*Data lines*

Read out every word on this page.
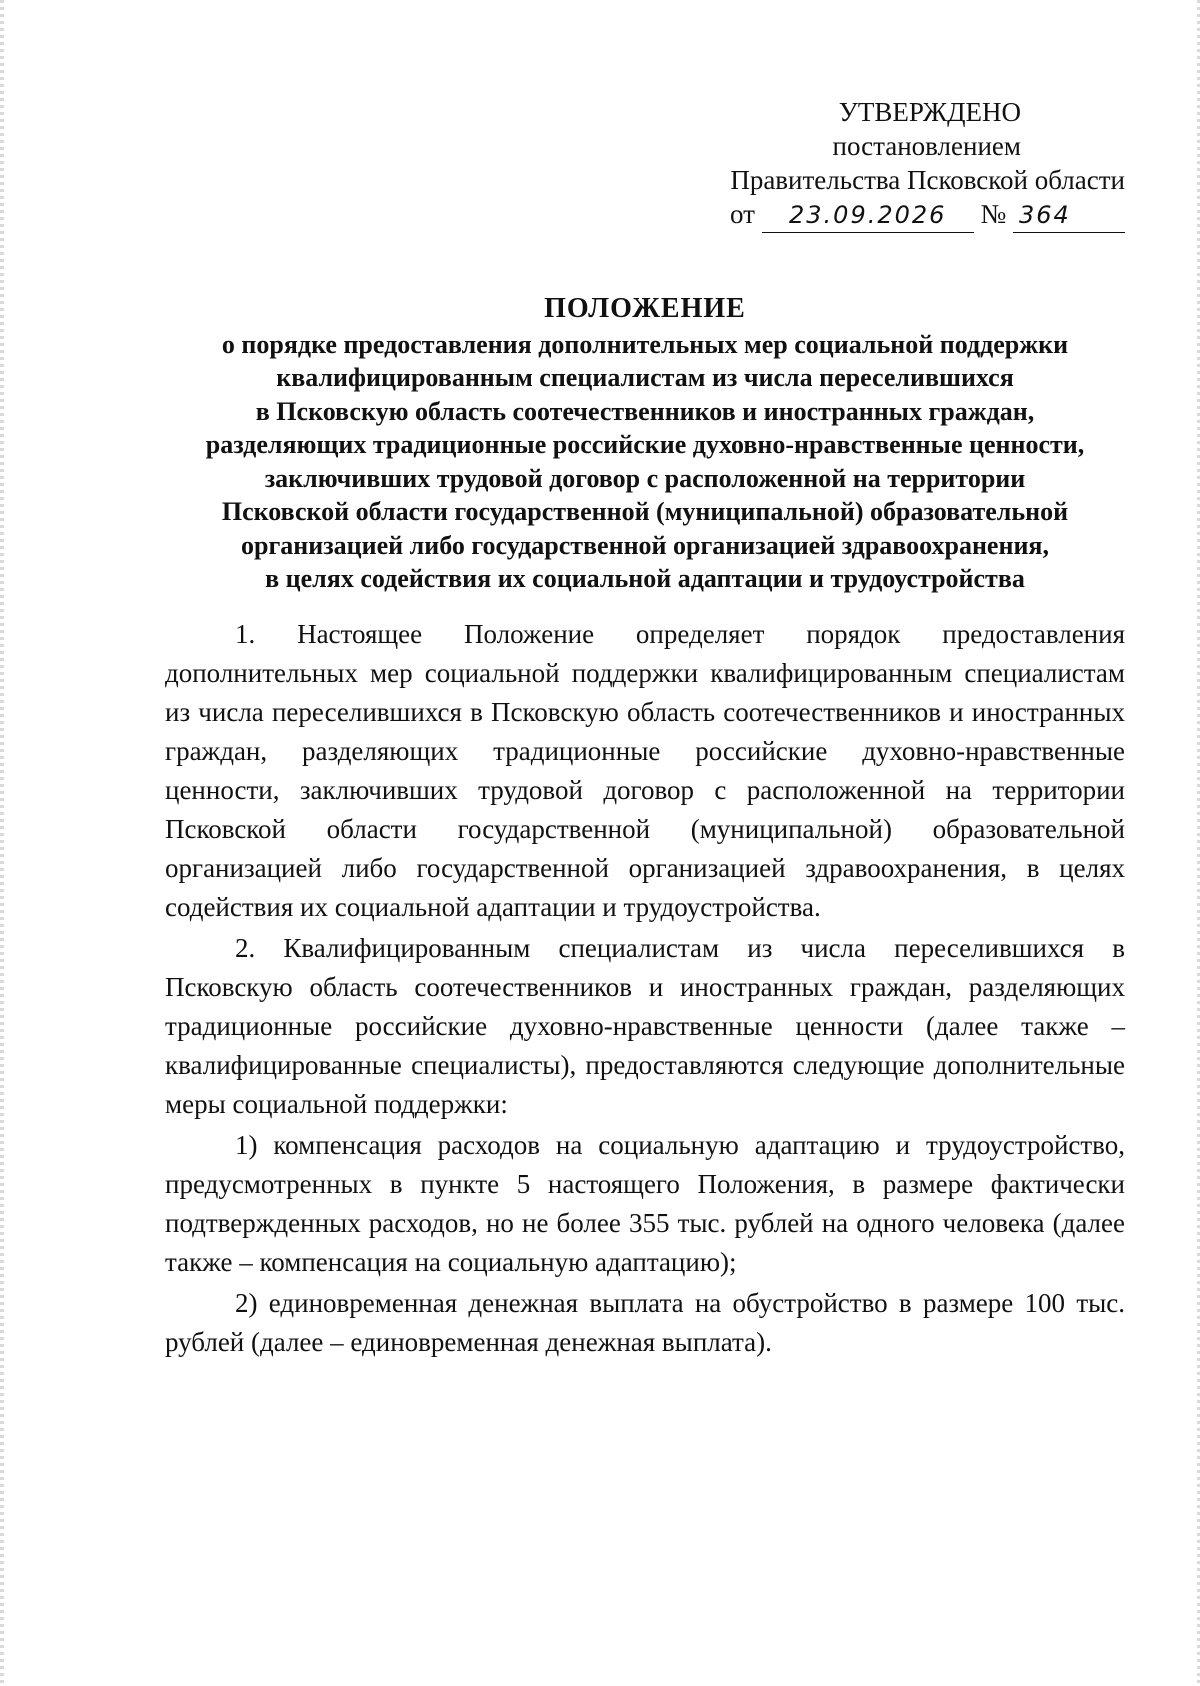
УТВЕРЖДЕНО
постановлением
Правительства Псковской области
от 23.09.2026 № 364
ПОЛОЖЕНИЕ
о порядке предоставления дополнительных мер социальной поддержки
квалифицированным специалистам из числа переселившихся
в Псковскую область соотечественников и иностранных граждан,
разделяющих традиционные российские духовно-нравственные ценности,
заключивших трудовой договор с расположенной на территории
Псковской области государственной (муниципальной) образовательной
организацией либо государственной организацией здравоохранения,
в целях содействия их социальной адаптации и трудоустройства

1. Настоящее Положение определяет порядок предоставления дополнительных мер социальной поддержки квалифицированным специалистам из числа переселившихся в Псковскую область соотечественников и иностранных граждан, разделяющих традиционные российские духовно-нравственные ценности, заключивших трудовой договор с расположенной на территории Псковской области государственной (муниципальной) образовательной организацией либо государственной организацией здравоохранения, в целях содействия их социальной адаптации и трудоустройства.

2. Квалифицированным специалистам из числа переселившихся в Псковскую область соотечественников и иностранных граждан, разделяющих традиционные российские духовно-нравственные ценности (далее также – квалифицированные специалисты), предоставляются следующие дополнительные меры социальной поддержки:

1) компенсация расходов на социальную адаптацию и трудоустройство, предусмотренных в пункте 5 настоящего Положения, в размере фактически подтвержденных расходов, но не более 355 тыс. рублей на одного человека (далее также – компенсация на социальную адаптацию);

2) единовременная денежная выплата на обустройство в размере 100 тыс. рублей (далее – единовременная денежная выплата).
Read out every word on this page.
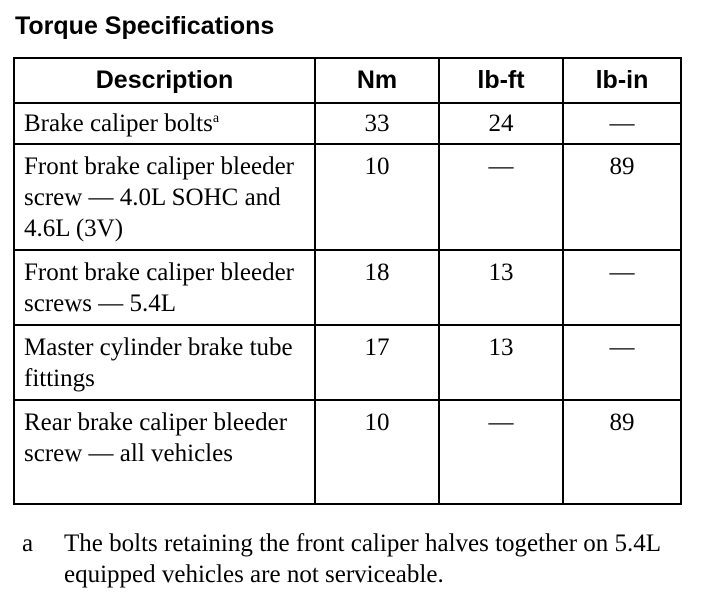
Torque Specifications
Description	Nm	lb-ft	lb-in
Brake caliper bolts$^a$	33	24	—
Front brake caliper bleeder screw — 4.0L SOHC and 4.6L (3V)	10	—	89
Front brake caliper bleeder screws — 5.4L	18	13	—
Master cylinder brake tube fittings	17	13	—
Rear brake caliper bleeder screw — all vehicles	10	—	89
a	The bolts retaining the front caliper halves together on 5.4L equipped vehicles are not serviceable.
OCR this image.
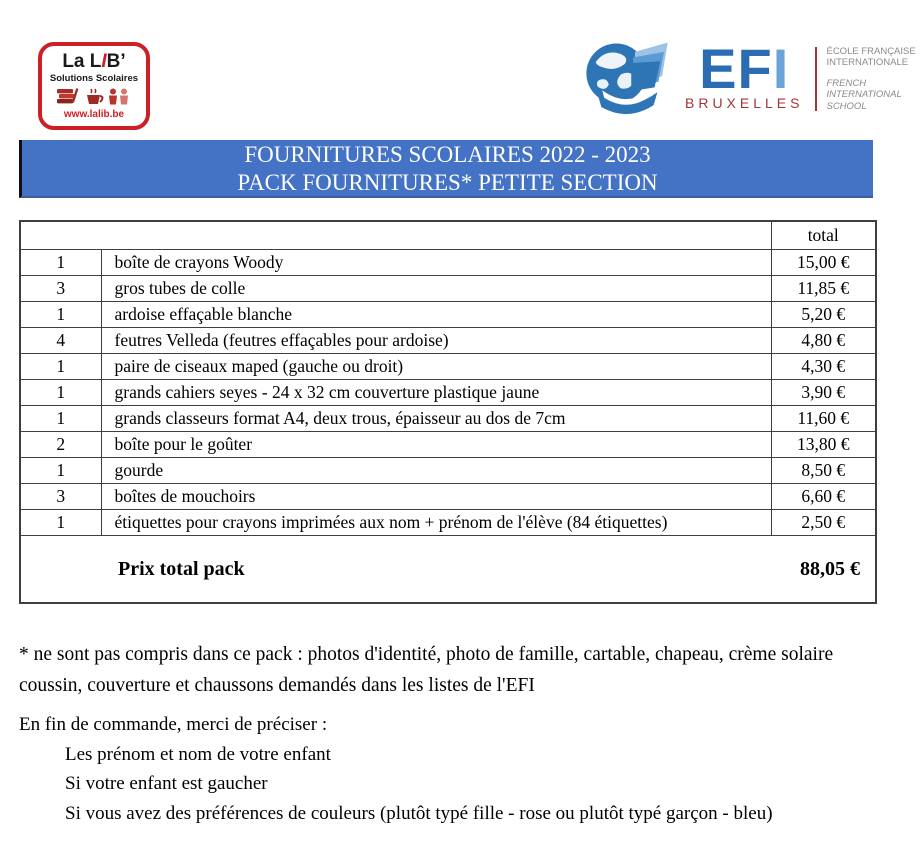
La LIB’
Solutions Scolaires
www.lalib.be
EFI
BRUXELLES
ÉCOLE FRANÇAISE INTERNATIONALE
FRENCH INTERNATIONAL SCHOOL
FOURNITURES SCOLAIRES 2022 - 2023
PACK FOURNITURES* PETITE SECTION
		total
1	boîte de crayons Woody	15,00 €
3	gros tubes de colle	11,85 €
1	ardoise effaçable blanche	5,20 €
4	feutres Velleda (feutres effaçables pour ardoise)	4,80 €
1	paire de ciseaux maped (gauche ou droit)	4,30 €
1	grands cahiers seyes - 24 x 32 cm couverture plastique jaune	3,90 €
1	grands classeurs format A4, deux trous, épaisseur au dos de 7cm	11,60 €
2	boîte pour le goûter	13,80 €
1	gourde	8,50 €
3	boîtes de mouchoirs	6,60 €
1	étiquettes pour crayons imprimées aux nom + prénom de l'élève (84 étiquettes)	2,50 €

Prix total pack 88,05 €		
* ne sont pas compris dans ce pack : photos d'identité, photo de famille, cartable, chapeau, crème solaire
coussin, couverture et chaussons demandés dans les listes de l'EFI
En fin de commande, merci de préciser :
Les prénom et nom de votre enfant
Si votre enfant est gaucher
Si vous avez des préférences de couleurs (plutôt typé fille - rose ou plutôt typé garçon - bleu)
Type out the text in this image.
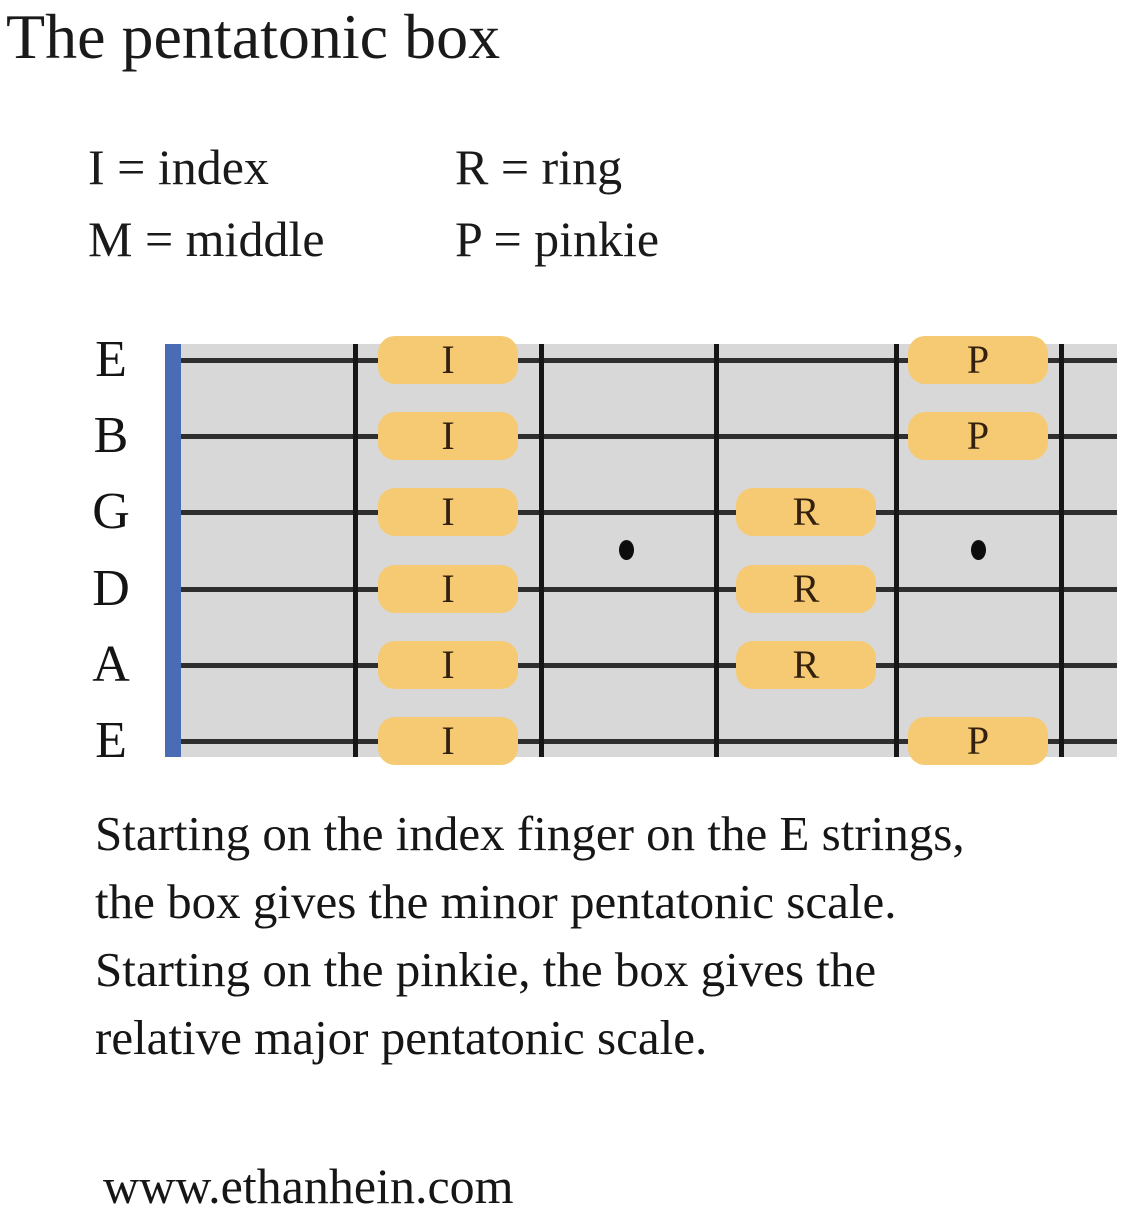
The pentatonic box
I = index	R = ring
M = middle	P = pinkie
E
B
G
D
A
E
I
I
I
I
I
I
R
R
R
P
P
P
Starting on the index finger on the E strings,
the box gives the minor pentatonic scale.
Starting on the pinkie, the box gives the
relative major pentatonic scale.
www.ethanhein.com
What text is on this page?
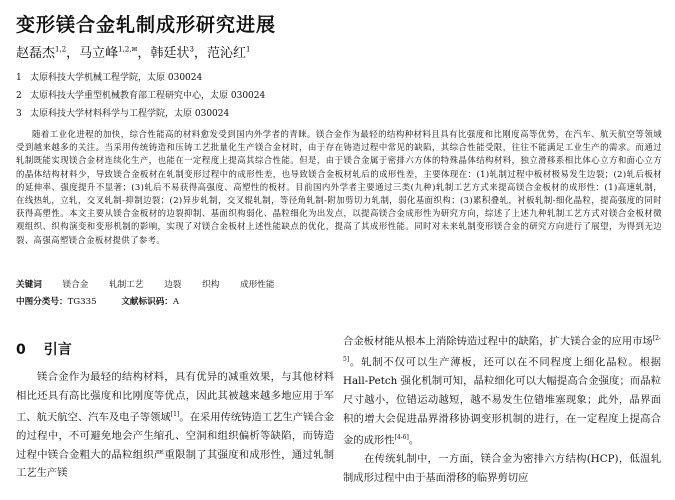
变形镁合金轧制成形研究进展
赵磊杰$^{1,2}$，马立峰$^{1,2,✉}$，韩廷状$^3$，范沁红$^1$
1 太原科技大学机械工程学院，太原 030024
2 太原科技大学重型机械教育部工程研究中心，太原 030024
3 太原科技大学材料科学与工程学院，太原 030024
随着工业化进程的加快，综合性能高的材料愈发受到国内外学者的青睐。镁合金作为最轻的结构种材料且具有比强度和比刚度高等优势，在汽车、航天航空等领域受到越来越多的关注。当采用传统铸造和压铸工艺批量化生产镁合金材时，由于存在铸造过程中常见的缺陷，其综合性能受限，往往不能满足工业生产的需求。而通过轧制既能实现镁合金材连续化生产，也能在一定程度上提高其综合性能。但是，由于镁合金属于密排六方体的特殊晶体结构材料，独立滑移系相比体心立方和面心立方的晶体结构材料少，导致镁合金板材在轧制变形过程中的成形性差，也导致镁合金板材轧后的成形性差，主要体现在：(1)轧制过程中板材极易发生边裂；(2)轧后板材的延伸率、强度提升不显著；(3)轧后不易获得高强度、高塑性的板材。目前国内外学者主要通过三类(九种)轧制工艺方式来提高镁合金板材的成形性：(1)高速轧制，在线热轧，立轧，交叉轧制-抑制边裂；(2)异步轧制，交叉辊轧制，等径角轧制-附加剪切力轧制，弱化基面织构；(3)累积叠轧，衬板轧制-细化晶粒，提高强度的同时获得高塑性。本文主要从镁合金板材的边裂抑制、基面织构弱化、晶粒细化为出发点，以提高镁合金成形性为研究方向，综述了上述九种轧制工艺方式对镁合金板材微观组织、织构演变和变形机制的影响，实现了对镁合金板材上述性能缺点的优化，提高了其成形性能。同时对未来轧制变形镁合金的研究方向进行了展望，为得到无边裂、高强高塑镁合金板材提供了参考。
关键词 镁合金 轧制工艺 边裂 织构 成形性能
中图分类号：TG335	文献标识码：A
0 引言

镁合金作为最轻的结构材料，具有优异的减重效果，与其他材料相比还具有高比强度和比刚度等优点，因此其被越来越多地应用于军工、航天航空、汽车及电子等领域[1]。在采用传统铸造工艺生产镁合金的过程中，不可避免地会产生缩孔、空洞和组织偏析等缺陷，而铸造过程中镁合金粗大的晶粒组织严重限制了其强度和成形性，通过轧制工艺生产镁

合金板材能从根本上消除铸造过程中的缺陷，扩大镁合金的应用市场[2-5]。轧制不仅可以生产薄板，还可以在不同程度上细化晶粒。根据 Hall-Petch 强化机制可知，晶粒细化可以大幅提高合金强度；而晶粒尺寸越小，位错运动越短，越不易发生位错堆塞现象；此外，晶界面积的增大会促进晶界滑移协调变形机制的进行，在一定程度上提高合金的成形性[4-6]。

在传统轧制中，一方面，镁合金为密排六方结构(HCP)，低温轧制成形过程中由于基面滑移的临界剪切应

*Work to be completed*
Write out all the entries again, word for word, and print no images.

*Problem solution*
Read out every word on this page.
УТВЕРЖДЕНО
постановлением
Правительства Псковской области
от 23.09.2026 № 364
ПОЛОЖЕНИЕ
о порядке предоставления дополнительных мер социальной поддержки
квалифицированным специалистам из числа переселившихся
в Псковскую область соотечественников и иностранных граждан,
разделяющих традиционные российские духовно-нравственные ценности,
заключивших трудовой договор с расположенной на территории
Псковской области государственной (муниципальной) образовательной
организацией либо государственной организацией здравоохранения,
в целях содействия их социальной адаптации и трудоустройства

1. Настоящее Положение определяет порядок предоставления дополнительных мер социальной поддержки квалифицированным специалистам из числа переселившихся в Псковскую область соотечественников и иностранных граждан, разделяющих традиционные российские духовно-нравственные ценности, заключивших трудовой договор с расположенной на территории Псковской области государственной (муниципальной) образовательной организацией либо государственной организацией здравоохранения, в целях содействия их социальной адаптации и трудоустройства.

2. Квалифицированным специалистам из числа переселившихся в Псковскую область соотечественников и иностранных граждан, разделяющих традиционные российские духовно-нравственные ценности (далее также – квалифицированные специалисты), предоставляются следующие дополнительные меры социальной поддержки:

1) компенсация расходов на социальную адаптацию и трудоустройство, предусмотренных в пункте 5 настоящего Положения, в размере фактически подтвержденных расходов, но не более 355 тыс. рублей на одного человека (далее также – компенсация на социальную адаптацию);

2) единовременная денежная выплата на обустройство в размере 100 тыс. рублей (далее – единовременная денежная выплата).
Read out every word on this page.
Torque Specifications
Description	Nm	lb-ft	lb-in
Brake caliper bolts$^a$	33	24	—
Front brake caliper bleeder screw — 4.0L SOHC and 4.6L (3V)	10	—	89
Front brake caliper bleeder screws — 5.4L	18	13	—
Master cylinder brake tube fittings	17	13	—
Rear brake caliper bleeder screw — all vehicles	10	—	89
a	The bolts retaining the front caliper halves together on 5.4L equipped vehicles are not serviceable.
OCR this image.
La LIB’
Solutions Scolaires
www.lalib.be
EFI
BRUXELLES
ÉCOLE FRANÇAISE INTERNATIONALE
FRENCH INTERNATIONAL SCHOOL
FOURNITURES SCOLAIRES 2022 - 2023
PACK FOURNITURES* PETITE SECTION
		total
1	boîte de crayons Woody	15,00 €
3	gros tubes de colle	11,85 €
1	ardoise effaçable blanche	5,20 €
4	feutres Velleda (feutres effaçables pour ardoise)	4,80 €
1	paire de ciseaux maped (gauche ou droit)	4,30 €
1	grands cahiers seyes - 24 x 32 cm couverture plastique jaune	3,90 €
1	grands classeurs format A4, deux trous, épaisseur au dos de 7cm	11,60 €
2	boîte pour le goûter	13,80 €
1	gourde	8,50 €
3	boîtes de mouchoirs	6,60 €
1	étiquettes pour crayons imprimées aux nom + prénom de l'élève (84 étiquettes)	2,50 €

Prix total pack 88,05 €		
* ne sont pas compris dans ce pack : photos d'identité, photo de famille, cartable, chapeau, crème solaire
coussin, couverture et chaussons demandés dans les listes de l'EFI
En fin de commande, merci de préciser :
Les prénom et nom de votre enfant
Si votre enfant est gaucher
Si vous avez des préférences de couleurs (plutôt typé fille - rose ou plutôt typé garçon - bleu)
Type out the text in this image.
The pentatonic box
I = index	R = ring
M = middle	P = pinkie
E
B
G
D
A
E
I
I
I
I
I
I
R
R
R
P
P
P
Starting on the index finger on the E strings,
the box gives the minor pentatonic scale.
Starting on the pinkie, the box gives the
relative major pentatonic scale.
www.ethanhein.com
What text is on this page?
变形镁合金轧制成形研究进展
赵磊杰$^{1,2}$，马立峰$^{1,2,✉}$，韩廷状$^3$，范沁红$^1$
1 太原科技大学机械工程学院，太原 030024
2 太原科技大学重型机械教育部工程研究中心，太原 030024
3 太原科技大学材料科学与工程学院，太原 030024
随着工业化进程的加快，综合性能高的材料愈发受到国内外学者的青睐。镁合金作为最轻的结构种材料且具有比强度和比刚度高等优势，在汽车、航天航空等领域受到越来越多的关注。当采用传统铸造和压铸工艺批量化生产镁合金材时，由于存在铸造过程中常见的缺陷，其综合性能受限，往往不能满足工业生产的需求。而通过轧制既能实现镁合金材连续化生产，也能在一定程度上提高其综合性能。但是，由于镁合金属于密排六方体的特殊晶体结构材料，独立滑移系相比体心立方和面心立方的晶体结构材料少，导致镁合金板材在轧制变形过程中的成形性差，也导致镁合金板材轧后的成形性差，主要体现在：(1)轧制过程中板材极易发生边裂；(2)轧后板材的延伸率、强度提升不显著；(3)轧后不易获得高强度、高塑性的板材。目前国内外学者主要通过三类(九种)轧制工艺方式来提高镁合金板材的成形性：(1)高速轧制，在线热轧，立轧，交叉轧制-抑制边裂；(2)异步轧制，交叉辊轧制，等径角轧制-附加剪切力轧制，弱化基面织构；(3)累积叠轧，衬板轧制-细化晶粒，提高强度的同时获得高塑性。本文主要从镁合金板材的边裂抑制、基面织构弱化、晶粒细化为出发点，以提高镁合金成形性为研究方向，综述了上述九种轧制工艺方式对镁合金板材微观组织、织构演变和变形机制的影响，实现了对镁合金板材上述性能缺点的优化，提高了其成形性能。同时对未来轧制变形镁合金的研究方向进行了展望，为得到无边裂、高强高塑镁合金板材提供了参考。
关键词 镁合金 轧制工艺 边裂 织构 成形性能
中图分类号：TG335	文献标识码：A
0 引言

镁合金作为最轻的结构材料，具有优异的减重效果，与其他材料相比还具有高比强度和比刚度等优点，因此其被越来越多地应用于军工、航天航空、汽车及电子等领域[1]。在采用传统铸造工艺生产镁合金的过程中，不可避免地会产生缩孔、空洞和组织偏析等缺陷，而铸造过程中镁合金粗大的晶粒组织严重限制了其强度和成形性，通过轧制工艺生产镁

合金板材能从根本上消除铸造过程中的缺陷，扩大镁合金的应用市场[2-5]。轧制不仅可以生产薄板，还可以在不同程度上细化晶粒。根据 Hall-Petch 强化机制可知，晶粒细化可以大幅提高合金强度；而晶粒尺寸越小，位错运动越短，越不易发生位错堆塞现象；此外，晶界面积的增大会促进晶界滑移协调变形机制的进行，在一定程度上提高合金的成形性[4-6]。

在传统轧制中，一方面，镁合金为密排六方结构(HCP)，低温轧制成形过程中由于基面滑移的临界剪切应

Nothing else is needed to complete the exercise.